=== INPUT FOR THIS TASK ===

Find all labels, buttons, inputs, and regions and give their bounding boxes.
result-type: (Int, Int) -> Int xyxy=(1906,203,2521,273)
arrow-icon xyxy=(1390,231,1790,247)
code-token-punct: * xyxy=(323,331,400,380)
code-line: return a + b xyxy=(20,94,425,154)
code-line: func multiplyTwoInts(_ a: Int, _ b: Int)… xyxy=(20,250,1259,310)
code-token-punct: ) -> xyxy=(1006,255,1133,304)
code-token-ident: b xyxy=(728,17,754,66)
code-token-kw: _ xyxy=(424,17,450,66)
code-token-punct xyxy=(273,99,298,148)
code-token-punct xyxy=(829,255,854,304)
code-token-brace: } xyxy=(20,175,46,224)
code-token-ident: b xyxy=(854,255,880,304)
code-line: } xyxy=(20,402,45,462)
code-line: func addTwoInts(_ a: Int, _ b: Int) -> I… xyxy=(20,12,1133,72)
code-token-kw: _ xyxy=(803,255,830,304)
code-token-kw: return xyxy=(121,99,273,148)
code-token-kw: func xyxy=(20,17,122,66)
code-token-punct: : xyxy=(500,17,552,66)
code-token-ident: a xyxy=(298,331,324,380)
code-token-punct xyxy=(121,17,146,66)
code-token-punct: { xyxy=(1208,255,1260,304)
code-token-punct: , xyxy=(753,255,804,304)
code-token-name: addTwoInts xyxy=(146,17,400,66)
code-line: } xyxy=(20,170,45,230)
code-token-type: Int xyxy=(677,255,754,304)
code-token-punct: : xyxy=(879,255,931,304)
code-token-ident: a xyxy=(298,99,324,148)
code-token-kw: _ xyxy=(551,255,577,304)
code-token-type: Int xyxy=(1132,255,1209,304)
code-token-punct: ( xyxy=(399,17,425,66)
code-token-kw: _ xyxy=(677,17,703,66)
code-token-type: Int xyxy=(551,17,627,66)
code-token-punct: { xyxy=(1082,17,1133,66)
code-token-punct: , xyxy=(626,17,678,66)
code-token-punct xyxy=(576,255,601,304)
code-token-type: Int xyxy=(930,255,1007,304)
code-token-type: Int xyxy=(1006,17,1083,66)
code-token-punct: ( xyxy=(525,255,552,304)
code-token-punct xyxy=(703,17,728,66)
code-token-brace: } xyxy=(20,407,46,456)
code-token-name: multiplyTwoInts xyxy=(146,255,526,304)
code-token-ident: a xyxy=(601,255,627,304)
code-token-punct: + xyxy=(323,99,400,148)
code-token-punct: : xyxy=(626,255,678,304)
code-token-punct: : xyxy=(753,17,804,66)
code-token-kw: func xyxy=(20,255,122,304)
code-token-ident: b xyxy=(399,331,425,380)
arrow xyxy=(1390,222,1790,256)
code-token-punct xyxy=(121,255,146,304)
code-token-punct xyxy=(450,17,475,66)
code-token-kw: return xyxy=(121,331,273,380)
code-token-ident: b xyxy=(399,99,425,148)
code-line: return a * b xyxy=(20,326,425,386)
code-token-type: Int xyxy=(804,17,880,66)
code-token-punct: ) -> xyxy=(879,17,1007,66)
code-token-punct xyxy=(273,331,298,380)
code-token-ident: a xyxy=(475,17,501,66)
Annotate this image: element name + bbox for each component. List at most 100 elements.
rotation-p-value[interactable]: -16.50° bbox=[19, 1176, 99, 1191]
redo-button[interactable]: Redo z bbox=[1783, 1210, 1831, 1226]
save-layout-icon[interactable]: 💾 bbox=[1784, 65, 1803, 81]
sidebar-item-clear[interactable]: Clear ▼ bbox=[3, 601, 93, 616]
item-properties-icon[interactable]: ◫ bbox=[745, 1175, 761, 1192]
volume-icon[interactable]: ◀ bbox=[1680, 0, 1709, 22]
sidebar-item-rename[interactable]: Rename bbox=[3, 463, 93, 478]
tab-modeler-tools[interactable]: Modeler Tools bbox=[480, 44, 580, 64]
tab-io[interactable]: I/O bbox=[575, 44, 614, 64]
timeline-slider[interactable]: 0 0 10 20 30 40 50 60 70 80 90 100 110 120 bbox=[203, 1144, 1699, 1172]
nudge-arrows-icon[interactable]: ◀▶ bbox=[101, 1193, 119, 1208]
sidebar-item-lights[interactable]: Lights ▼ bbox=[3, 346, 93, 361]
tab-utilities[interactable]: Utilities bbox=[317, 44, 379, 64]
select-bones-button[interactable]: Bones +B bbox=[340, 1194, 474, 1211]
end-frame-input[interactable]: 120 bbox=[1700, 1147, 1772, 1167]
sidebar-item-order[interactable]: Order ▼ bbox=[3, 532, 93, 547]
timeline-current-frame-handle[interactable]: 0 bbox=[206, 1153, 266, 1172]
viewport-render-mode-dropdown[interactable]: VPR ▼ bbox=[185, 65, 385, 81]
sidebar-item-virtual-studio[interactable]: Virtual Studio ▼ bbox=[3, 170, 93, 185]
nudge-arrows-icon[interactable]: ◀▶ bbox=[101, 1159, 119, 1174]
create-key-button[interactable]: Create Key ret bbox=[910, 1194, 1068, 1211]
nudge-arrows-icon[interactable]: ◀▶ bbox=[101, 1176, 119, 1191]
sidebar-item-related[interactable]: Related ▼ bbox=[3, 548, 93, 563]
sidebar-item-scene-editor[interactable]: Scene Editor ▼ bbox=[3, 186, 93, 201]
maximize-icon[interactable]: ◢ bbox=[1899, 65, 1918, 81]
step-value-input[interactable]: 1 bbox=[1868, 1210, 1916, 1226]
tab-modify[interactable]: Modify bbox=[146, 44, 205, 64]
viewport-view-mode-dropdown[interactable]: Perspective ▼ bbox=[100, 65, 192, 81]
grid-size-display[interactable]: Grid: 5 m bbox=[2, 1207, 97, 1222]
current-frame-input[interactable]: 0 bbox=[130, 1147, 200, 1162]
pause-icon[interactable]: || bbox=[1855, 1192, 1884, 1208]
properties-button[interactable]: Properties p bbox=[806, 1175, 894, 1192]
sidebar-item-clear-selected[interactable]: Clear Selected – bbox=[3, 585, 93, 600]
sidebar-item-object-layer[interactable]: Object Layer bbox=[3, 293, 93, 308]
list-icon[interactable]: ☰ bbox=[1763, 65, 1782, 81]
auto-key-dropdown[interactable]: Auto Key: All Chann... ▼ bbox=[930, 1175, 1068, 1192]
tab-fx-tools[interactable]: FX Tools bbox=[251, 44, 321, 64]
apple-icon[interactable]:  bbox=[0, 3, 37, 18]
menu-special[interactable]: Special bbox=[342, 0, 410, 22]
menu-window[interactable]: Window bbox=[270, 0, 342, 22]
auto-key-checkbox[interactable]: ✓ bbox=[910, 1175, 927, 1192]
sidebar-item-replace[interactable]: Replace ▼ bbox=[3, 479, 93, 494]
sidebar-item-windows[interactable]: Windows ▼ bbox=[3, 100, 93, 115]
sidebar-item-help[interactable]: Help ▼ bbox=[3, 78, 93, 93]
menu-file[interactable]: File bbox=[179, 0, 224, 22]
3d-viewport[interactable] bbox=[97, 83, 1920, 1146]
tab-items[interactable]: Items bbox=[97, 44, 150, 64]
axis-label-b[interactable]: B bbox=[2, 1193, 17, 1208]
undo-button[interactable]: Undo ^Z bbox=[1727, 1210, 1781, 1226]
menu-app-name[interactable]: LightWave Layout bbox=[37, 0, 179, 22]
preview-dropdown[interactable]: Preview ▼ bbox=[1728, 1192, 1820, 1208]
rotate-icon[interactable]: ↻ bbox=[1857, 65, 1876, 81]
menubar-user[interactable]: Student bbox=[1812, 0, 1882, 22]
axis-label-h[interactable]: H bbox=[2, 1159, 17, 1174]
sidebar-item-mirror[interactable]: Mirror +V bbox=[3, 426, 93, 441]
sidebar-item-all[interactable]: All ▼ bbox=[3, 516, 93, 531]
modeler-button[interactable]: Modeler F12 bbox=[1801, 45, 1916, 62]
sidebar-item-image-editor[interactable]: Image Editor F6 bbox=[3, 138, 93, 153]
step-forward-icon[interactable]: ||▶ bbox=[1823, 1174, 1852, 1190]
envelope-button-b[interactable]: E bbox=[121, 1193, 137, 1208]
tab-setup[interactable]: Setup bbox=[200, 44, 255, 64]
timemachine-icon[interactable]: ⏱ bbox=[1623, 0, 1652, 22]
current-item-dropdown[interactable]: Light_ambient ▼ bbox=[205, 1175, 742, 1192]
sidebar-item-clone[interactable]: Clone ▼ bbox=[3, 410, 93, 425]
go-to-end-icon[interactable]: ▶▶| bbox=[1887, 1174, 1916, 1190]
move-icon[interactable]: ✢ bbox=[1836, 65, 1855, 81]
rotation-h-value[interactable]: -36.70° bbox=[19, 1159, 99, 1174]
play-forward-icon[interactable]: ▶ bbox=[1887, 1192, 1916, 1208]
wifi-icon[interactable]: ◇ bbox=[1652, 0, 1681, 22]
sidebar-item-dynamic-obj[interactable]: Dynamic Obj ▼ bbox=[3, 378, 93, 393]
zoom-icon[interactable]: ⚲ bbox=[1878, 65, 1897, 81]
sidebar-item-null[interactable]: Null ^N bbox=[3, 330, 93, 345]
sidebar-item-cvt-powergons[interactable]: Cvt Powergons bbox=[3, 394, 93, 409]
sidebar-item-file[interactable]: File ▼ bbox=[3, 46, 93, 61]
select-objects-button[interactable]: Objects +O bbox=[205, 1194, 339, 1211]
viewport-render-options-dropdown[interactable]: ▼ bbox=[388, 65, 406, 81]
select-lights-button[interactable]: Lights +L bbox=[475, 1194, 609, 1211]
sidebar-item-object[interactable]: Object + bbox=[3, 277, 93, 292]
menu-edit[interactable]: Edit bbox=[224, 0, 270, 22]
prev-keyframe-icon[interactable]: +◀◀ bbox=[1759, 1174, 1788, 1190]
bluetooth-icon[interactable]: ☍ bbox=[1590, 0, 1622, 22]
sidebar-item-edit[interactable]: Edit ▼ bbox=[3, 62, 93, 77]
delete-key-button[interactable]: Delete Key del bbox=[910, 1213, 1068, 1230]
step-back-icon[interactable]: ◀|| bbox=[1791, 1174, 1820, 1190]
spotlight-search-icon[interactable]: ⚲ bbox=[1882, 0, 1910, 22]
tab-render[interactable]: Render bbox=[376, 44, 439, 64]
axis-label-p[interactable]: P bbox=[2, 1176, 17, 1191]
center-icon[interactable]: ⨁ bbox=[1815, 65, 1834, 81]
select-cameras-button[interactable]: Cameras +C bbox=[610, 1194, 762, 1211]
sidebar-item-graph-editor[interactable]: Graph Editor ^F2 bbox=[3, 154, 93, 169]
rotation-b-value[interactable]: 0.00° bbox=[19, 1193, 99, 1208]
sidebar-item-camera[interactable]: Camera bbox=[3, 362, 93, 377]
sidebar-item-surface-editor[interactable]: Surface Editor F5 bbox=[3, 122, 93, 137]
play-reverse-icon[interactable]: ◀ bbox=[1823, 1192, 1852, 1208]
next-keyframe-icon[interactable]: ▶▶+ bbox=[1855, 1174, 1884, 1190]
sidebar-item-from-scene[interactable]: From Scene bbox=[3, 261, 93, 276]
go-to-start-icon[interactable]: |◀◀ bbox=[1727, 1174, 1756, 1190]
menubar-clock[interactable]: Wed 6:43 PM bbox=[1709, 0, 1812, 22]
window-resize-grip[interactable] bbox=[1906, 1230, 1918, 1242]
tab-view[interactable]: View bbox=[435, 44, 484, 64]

===

* [THE EXERCISE]
Rewrite the data from its first line through the line holding "code-token-punct: ) -> xyxy=(1006,255,1133,304)", inclusive, with "arrow-icon" replaced by "arrow-glyph" and nothing else changed.

* [CORRECT OUTPUT]
Find all labels, buttons, inputs, and regions and give their bounding boxes.
result-type: (Int, Int) -> Int xyxy=(1906,203,2521,273)
arrow-glyph xyxy=(1390,231,1790,247)
code-token-punct: * xyxy=(323,331,400,380)
code-line: return a + b xyxy=(20,94,425,154)
code-line: func multiplyTwoInts(_ a: Int, _ b: Int)… xyxy=(20,250,1259,310)
code-token-punct: ) -> xyxy=(1006,255,1133,304)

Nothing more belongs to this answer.